# Task details:
Check every line below for the word "平面CB₁D₁" and show those that hold it.

BEGIN Data entries

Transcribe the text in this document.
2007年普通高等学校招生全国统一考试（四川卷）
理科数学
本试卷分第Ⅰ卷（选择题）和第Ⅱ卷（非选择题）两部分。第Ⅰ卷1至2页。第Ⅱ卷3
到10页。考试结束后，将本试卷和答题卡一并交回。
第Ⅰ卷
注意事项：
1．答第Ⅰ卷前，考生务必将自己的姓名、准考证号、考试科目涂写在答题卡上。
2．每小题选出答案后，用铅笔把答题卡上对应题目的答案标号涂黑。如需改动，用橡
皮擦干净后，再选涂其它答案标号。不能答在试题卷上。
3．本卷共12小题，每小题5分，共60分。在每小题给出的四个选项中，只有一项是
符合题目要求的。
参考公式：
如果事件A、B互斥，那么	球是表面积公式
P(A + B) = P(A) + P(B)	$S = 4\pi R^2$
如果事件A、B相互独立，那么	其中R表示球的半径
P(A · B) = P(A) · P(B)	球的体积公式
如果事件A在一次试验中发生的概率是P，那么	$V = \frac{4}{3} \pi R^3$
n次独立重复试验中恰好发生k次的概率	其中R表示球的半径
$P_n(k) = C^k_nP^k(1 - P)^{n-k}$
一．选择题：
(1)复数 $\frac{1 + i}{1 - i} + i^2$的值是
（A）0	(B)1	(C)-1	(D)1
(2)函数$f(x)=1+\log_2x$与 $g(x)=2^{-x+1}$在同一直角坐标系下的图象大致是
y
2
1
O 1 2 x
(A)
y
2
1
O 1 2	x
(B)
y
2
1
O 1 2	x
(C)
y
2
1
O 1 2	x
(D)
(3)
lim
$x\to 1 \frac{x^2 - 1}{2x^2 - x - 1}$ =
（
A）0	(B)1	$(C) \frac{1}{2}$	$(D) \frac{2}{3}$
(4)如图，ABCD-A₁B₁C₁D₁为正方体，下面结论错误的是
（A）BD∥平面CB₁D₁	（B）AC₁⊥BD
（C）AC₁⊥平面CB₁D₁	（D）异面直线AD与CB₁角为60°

END Data entries
BEGIN Data entries

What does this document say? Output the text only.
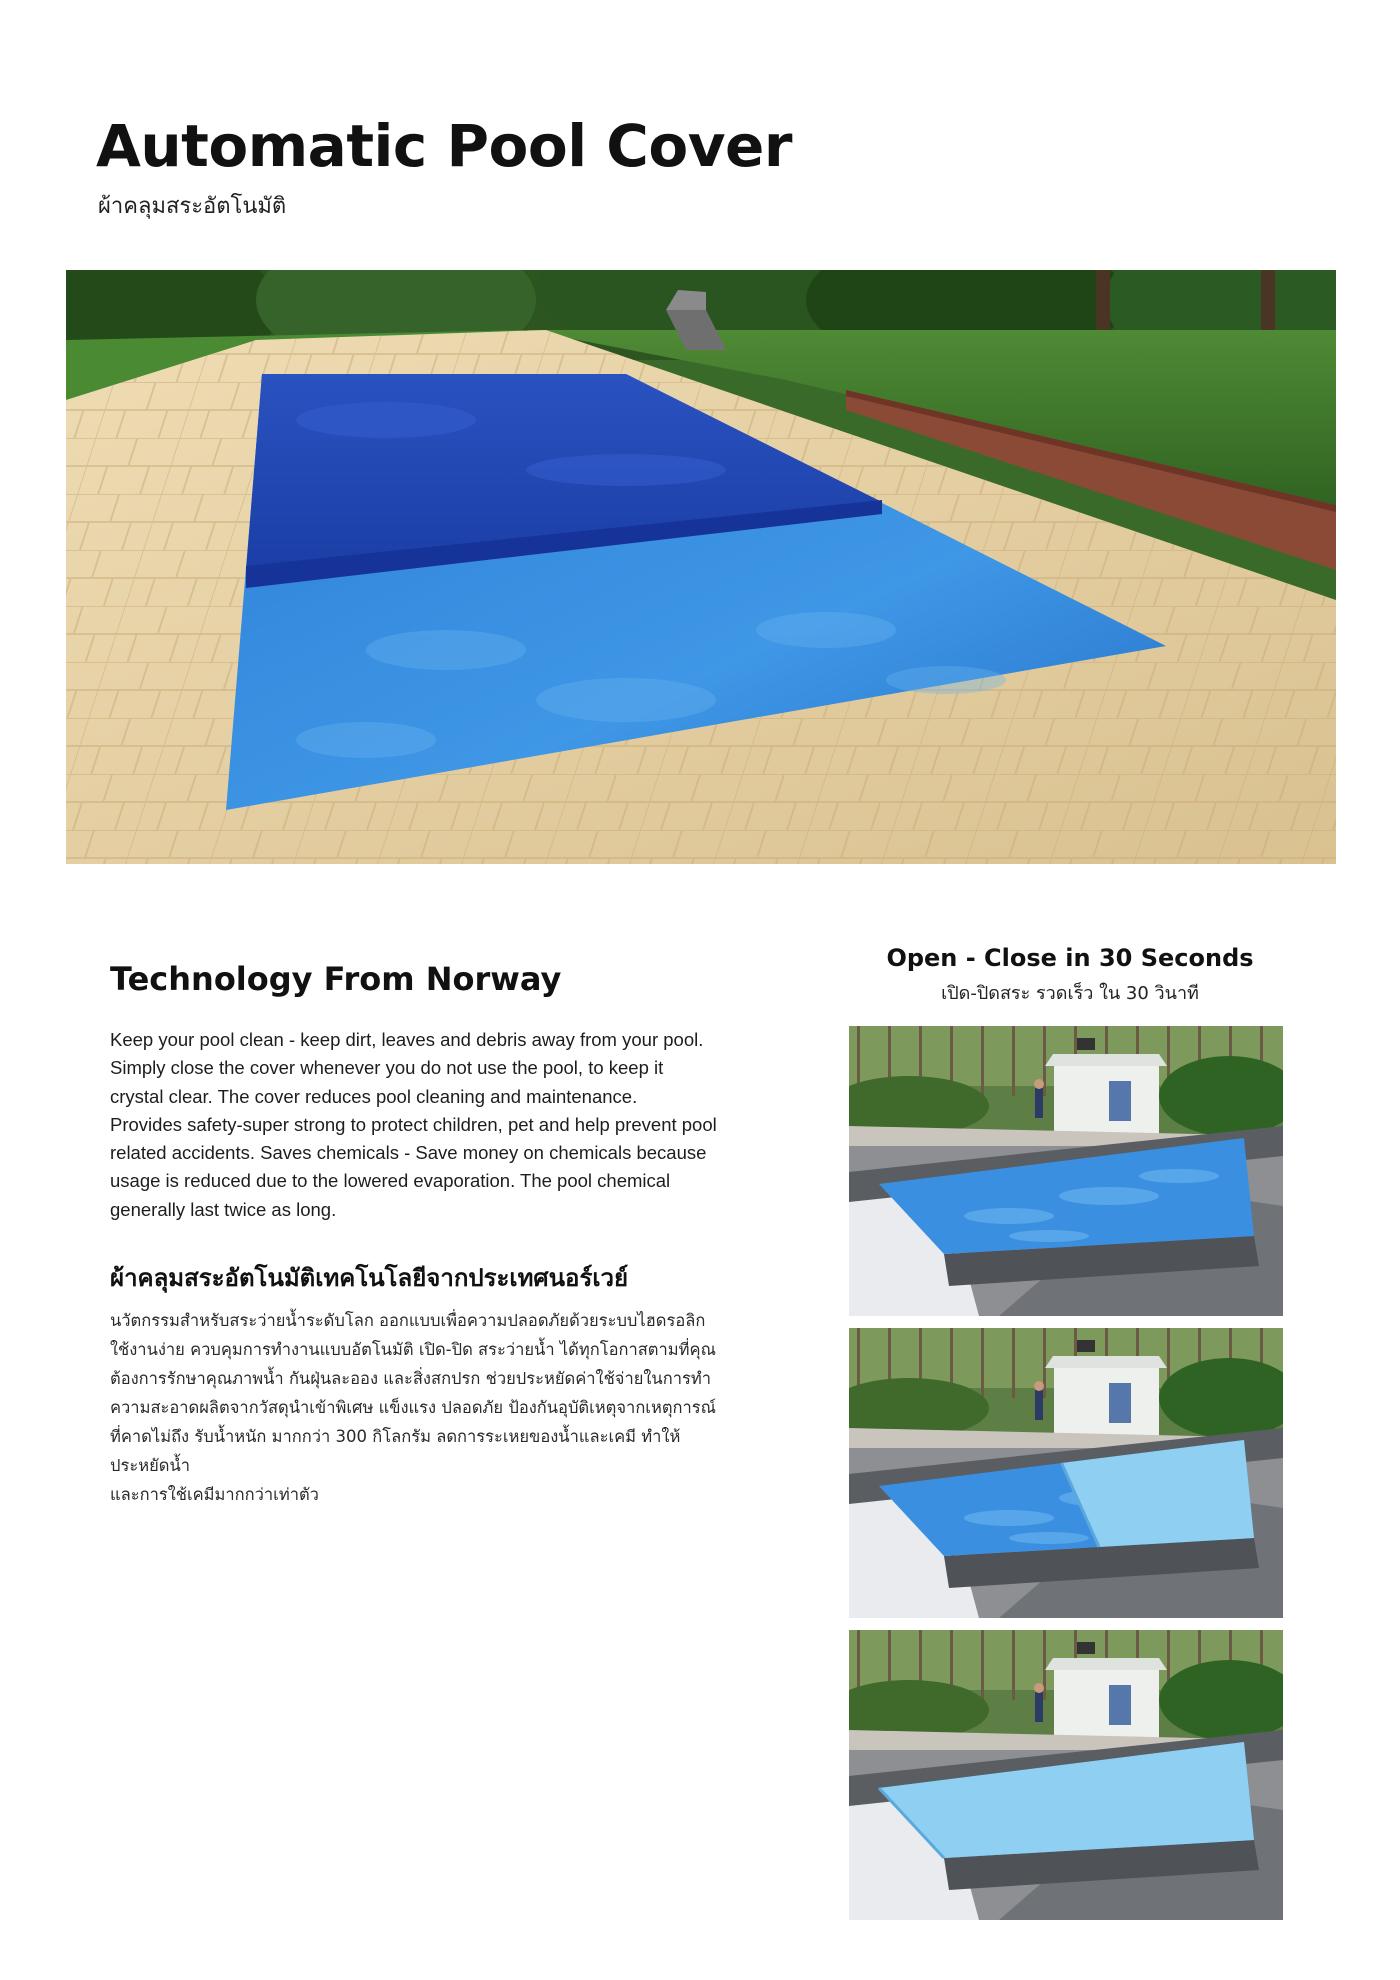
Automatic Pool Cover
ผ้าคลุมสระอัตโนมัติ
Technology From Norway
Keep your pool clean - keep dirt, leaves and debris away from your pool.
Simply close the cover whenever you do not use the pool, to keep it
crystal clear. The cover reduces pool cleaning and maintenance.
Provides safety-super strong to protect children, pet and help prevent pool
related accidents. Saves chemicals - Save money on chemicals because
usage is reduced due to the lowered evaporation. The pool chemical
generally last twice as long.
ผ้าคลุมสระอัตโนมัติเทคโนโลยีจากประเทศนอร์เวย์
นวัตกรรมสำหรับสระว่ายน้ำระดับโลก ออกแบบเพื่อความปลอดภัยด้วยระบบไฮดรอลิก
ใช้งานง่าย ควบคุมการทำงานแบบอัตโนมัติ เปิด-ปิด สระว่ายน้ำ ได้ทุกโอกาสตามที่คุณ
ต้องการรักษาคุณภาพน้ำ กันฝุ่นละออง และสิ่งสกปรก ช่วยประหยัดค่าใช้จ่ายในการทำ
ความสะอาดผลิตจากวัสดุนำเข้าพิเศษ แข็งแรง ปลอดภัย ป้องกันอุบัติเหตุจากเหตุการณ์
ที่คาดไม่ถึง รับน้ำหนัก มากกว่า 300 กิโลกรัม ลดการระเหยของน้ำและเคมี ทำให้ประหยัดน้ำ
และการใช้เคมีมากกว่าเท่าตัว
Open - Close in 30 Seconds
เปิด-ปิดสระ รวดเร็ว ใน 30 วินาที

END Data entries

# Output:
（A）BD∥平面CB₁D₁	（B）AC₁⊥BD
（C）AC₁⊥平面CB₁D₁	（D）异面直线AD与CB₁角为60°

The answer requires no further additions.